----- INFORMATION PROVIDED -----
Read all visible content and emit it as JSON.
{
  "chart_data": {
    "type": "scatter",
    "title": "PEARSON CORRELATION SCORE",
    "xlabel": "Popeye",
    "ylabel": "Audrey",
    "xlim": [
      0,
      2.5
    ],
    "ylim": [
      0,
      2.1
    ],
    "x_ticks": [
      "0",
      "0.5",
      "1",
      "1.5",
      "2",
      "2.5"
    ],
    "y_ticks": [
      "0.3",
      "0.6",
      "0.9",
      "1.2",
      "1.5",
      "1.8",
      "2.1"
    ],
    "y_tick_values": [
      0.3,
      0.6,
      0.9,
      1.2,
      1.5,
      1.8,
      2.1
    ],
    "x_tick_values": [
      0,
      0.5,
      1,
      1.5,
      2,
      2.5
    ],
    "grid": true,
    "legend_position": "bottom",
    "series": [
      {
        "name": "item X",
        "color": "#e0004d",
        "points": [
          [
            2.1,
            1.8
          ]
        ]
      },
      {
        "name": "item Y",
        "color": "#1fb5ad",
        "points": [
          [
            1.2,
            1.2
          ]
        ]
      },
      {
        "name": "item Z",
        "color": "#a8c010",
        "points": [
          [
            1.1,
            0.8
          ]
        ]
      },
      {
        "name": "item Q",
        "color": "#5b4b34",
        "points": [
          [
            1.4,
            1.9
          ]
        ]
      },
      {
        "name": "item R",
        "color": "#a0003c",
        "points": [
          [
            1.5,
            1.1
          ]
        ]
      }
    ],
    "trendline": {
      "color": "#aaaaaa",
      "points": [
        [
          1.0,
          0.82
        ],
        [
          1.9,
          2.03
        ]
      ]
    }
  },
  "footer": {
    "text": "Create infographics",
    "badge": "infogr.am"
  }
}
-----
Reproduce all the data word for word.

Read all visible content and emit it as JSON.
{
  "chart_data": {
    "type": "scatter",
    "title": "PEARSON CORRELATION SCORE",
    "xlabel": "Popeye",
    "ylabel": "Audrey",
    "xlim": [
      0,
      2.5
    ],
    "ylim": [
      0,
      2.1
    ],
    "x_ticks": [
      "0",
      "0.5",
      "1",
      "1.5",
      "2",
      "2.5"
    ],
    "y_ticks": [
      "0.3",
      "0.6",
      "0.9",
      "1.2",
      "1.5",
      "1.8",
      "2.1"
    ],
    "y_tick_values": [
      0.3,
      0.6,
      0.9,
      1.2,
      1.5,
      1.8,
      2.1
    ],
    "x_tick_values": [
      0,
      0.5,
      1,
      1.5,
      2,
      2.5
    ],
    "grid": true,
    "legend_position": "bottom",
    "series": [
      {
        "name": "item X",
        "color": "#e0004d",
        "points": [
          [
            2.1,
            1.8
          ]
        ]
      },
      {
        "name": "item Y",
        "color": "#1fb5ad",
        "points": [
          [
            1.2,
            1.2
          ]
        ]
      },
      {
        "name": "item Z",
        "color": "#a8c010",
        "points": [
          [
            1.1,
            0.8
          ]
        ]
      },
      {
        "name": "item Q",
        "color": "#5b4b34",
        "points": [
          [
            1.4,
            1.9
          ]
        ]
      },
      {
        "name": "item R",
        "color": "#a0003c",
        "points": [
          [
            1.5,
            1.1
          ]
        ]
      }
    ],
    "trendline": {
      "color": "#aaaaaa",
      "points": [
        [
          1.0,
          0.82
        ],
        [
          1.9,
          2.03
        ]
      ]
    }
  },
  "footer": {
    "text": "Create infographics",
    "badge": "infogr.am"
  }
}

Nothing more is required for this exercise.